### AIM
Wherever a line holds the string "value", copy that line.

### THE RECORDS

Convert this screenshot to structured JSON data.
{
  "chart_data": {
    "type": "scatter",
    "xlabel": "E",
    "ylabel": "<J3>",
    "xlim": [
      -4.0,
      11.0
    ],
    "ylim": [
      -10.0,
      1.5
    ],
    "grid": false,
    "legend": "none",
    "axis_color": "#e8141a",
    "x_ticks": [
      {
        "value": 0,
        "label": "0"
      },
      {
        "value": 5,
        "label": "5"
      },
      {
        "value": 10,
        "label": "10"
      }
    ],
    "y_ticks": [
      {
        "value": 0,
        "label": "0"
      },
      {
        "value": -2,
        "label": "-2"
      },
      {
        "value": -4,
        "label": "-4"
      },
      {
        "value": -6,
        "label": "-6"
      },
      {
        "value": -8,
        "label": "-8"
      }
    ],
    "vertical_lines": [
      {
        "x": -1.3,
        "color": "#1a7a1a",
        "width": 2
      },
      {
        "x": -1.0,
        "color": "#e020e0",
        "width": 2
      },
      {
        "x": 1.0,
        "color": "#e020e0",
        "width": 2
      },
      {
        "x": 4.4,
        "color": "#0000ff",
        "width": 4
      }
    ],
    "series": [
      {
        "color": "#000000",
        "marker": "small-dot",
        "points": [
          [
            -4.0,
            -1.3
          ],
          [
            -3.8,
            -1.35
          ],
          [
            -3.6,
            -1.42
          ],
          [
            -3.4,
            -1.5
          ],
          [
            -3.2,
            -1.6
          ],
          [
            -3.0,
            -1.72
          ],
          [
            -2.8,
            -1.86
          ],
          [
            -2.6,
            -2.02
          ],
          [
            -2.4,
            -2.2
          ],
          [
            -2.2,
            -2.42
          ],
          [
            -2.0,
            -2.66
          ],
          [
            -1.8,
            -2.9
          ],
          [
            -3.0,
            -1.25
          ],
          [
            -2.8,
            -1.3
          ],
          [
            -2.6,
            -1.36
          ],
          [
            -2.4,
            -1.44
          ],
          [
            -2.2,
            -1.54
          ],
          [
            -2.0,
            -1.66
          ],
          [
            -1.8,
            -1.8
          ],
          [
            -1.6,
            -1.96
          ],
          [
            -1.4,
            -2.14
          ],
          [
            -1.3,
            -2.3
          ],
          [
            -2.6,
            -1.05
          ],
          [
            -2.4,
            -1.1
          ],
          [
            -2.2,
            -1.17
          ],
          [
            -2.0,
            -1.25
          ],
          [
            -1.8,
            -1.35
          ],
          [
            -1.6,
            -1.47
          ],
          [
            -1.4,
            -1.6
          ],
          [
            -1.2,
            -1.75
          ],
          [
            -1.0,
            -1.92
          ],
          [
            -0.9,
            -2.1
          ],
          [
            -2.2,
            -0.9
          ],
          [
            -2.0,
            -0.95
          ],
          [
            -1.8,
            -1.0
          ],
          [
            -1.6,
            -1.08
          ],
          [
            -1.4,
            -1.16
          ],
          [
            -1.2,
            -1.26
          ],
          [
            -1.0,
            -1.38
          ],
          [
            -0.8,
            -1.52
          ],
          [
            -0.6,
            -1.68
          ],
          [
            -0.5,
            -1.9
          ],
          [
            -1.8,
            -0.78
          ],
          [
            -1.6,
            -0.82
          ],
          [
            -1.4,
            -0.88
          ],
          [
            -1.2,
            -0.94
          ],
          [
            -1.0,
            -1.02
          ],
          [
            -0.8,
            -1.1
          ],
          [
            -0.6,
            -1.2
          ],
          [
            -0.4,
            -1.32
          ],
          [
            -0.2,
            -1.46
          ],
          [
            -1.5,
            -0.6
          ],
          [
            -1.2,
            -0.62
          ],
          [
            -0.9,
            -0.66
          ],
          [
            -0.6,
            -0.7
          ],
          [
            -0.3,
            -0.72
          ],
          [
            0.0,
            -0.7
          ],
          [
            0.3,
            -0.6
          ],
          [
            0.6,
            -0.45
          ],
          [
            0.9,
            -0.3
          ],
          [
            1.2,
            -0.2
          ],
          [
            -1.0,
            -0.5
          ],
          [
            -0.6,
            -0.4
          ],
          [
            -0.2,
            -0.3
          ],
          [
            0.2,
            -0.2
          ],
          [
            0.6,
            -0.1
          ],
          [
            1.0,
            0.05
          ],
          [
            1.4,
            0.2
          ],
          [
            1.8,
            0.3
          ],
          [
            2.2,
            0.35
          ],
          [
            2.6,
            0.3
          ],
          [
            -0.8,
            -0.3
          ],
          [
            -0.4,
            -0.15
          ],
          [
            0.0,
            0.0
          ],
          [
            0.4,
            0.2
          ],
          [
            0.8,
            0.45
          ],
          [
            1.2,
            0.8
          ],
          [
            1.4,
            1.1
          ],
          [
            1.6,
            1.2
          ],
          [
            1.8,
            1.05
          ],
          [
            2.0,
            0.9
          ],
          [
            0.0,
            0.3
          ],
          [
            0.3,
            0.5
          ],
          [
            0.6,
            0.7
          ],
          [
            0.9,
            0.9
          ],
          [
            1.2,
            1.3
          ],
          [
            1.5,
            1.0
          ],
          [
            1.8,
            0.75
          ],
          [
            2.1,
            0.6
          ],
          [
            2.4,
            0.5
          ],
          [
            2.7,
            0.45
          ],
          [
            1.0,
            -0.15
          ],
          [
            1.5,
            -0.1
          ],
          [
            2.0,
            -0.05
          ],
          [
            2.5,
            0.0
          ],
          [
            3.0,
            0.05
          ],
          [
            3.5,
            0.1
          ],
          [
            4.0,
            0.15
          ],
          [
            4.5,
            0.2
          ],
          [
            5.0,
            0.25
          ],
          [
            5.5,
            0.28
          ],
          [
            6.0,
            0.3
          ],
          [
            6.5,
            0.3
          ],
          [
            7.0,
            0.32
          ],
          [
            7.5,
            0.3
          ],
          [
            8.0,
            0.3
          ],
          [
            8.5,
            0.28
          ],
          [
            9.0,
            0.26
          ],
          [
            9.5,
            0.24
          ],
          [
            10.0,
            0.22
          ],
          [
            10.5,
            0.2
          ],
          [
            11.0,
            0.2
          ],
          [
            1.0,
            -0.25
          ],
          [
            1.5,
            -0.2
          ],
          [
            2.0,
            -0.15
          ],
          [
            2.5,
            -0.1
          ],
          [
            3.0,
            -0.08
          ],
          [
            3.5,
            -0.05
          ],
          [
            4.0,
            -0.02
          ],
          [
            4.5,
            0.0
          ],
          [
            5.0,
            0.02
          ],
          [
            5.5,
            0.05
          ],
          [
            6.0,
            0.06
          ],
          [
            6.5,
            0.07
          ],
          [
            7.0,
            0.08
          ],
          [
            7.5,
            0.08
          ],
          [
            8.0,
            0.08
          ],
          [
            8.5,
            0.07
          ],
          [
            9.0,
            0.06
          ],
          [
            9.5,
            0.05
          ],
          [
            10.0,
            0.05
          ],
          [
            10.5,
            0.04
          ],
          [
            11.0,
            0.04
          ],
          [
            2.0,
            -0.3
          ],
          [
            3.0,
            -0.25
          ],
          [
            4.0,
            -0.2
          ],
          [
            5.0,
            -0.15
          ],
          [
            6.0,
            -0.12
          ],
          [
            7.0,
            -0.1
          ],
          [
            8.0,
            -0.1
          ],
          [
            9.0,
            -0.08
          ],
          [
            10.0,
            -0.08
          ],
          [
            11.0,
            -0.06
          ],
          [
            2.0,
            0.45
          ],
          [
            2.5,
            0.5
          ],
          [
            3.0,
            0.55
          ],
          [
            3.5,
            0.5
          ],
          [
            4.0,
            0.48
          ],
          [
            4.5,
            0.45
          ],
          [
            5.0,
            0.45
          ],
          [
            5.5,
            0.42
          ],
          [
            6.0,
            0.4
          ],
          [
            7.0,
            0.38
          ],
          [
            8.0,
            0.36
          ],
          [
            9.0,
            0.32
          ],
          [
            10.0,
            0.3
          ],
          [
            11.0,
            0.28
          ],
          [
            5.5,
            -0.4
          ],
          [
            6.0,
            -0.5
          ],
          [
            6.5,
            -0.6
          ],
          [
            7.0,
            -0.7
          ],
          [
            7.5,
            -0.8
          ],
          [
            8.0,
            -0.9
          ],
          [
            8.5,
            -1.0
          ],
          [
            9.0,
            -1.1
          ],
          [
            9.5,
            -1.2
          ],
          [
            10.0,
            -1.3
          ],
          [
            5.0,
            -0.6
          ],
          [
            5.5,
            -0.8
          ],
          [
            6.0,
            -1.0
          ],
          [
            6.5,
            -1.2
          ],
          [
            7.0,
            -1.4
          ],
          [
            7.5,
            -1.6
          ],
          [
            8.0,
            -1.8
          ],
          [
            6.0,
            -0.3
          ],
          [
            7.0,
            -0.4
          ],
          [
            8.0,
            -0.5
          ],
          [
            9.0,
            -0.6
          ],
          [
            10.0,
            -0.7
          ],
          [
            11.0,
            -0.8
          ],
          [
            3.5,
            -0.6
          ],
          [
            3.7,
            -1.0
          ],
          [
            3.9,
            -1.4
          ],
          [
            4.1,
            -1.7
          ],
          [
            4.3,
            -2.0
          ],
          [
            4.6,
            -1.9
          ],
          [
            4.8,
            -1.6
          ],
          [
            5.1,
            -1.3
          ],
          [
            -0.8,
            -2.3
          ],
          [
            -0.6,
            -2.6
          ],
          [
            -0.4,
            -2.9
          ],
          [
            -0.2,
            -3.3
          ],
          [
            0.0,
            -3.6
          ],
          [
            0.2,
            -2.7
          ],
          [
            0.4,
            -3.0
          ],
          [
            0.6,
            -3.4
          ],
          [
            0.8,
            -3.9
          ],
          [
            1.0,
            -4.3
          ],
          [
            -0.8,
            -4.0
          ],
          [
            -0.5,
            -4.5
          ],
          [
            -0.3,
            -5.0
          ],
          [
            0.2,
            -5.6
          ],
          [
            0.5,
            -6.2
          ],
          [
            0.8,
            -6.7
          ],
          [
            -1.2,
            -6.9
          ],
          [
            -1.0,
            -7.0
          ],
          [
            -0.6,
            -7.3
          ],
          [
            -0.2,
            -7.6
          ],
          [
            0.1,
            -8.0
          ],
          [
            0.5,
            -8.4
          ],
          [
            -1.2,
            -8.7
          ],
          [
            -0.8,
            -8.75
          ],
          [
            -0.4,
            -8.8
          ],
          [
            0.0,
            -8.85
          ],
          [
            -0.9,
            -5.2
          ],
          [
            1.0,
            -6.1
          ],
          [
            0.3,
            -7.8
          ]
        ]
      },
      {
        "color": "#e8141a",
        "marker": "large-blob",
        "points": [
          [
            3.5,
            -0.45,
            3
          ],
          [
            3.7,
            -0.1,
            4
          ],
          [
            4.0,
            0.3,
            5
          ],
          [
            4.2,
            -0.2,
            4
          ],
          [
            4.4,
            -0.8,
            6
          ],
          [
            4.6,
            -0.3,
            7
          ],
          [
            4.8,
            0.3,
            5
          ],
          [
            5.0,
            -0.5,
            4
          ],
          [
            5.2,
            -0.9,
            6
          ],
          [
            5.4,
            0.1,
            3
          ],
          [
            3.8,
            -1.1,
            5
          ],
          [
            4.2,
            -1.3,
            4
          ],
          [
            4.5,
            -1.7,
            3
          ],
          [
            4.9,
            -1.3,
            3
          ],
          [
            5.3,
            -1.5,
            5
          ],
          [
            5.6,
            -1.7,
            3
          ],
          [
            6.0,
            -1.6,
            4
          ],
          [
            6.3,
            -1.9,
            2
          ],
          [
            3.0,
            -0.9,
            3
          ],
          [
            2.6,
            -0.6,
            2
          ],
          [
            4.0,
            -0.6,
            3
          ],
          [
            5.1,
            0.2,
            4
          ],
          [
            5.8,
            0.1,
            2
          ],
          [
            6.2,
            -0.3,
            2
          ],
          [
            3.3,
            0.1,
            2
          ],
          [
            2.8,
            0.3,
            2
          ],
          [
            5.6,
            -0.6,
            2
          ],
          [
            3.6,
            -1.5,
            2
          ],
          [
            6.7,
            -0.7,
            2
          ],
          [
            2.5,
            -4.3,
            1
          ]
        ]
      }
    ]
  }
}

### THE SOLUTION
        "value": 0,
        "value": 5,
        "value": 10,
        "value": 0,
        "value": -2,
        "value": -4,
        "value": -6,
        "value": -8,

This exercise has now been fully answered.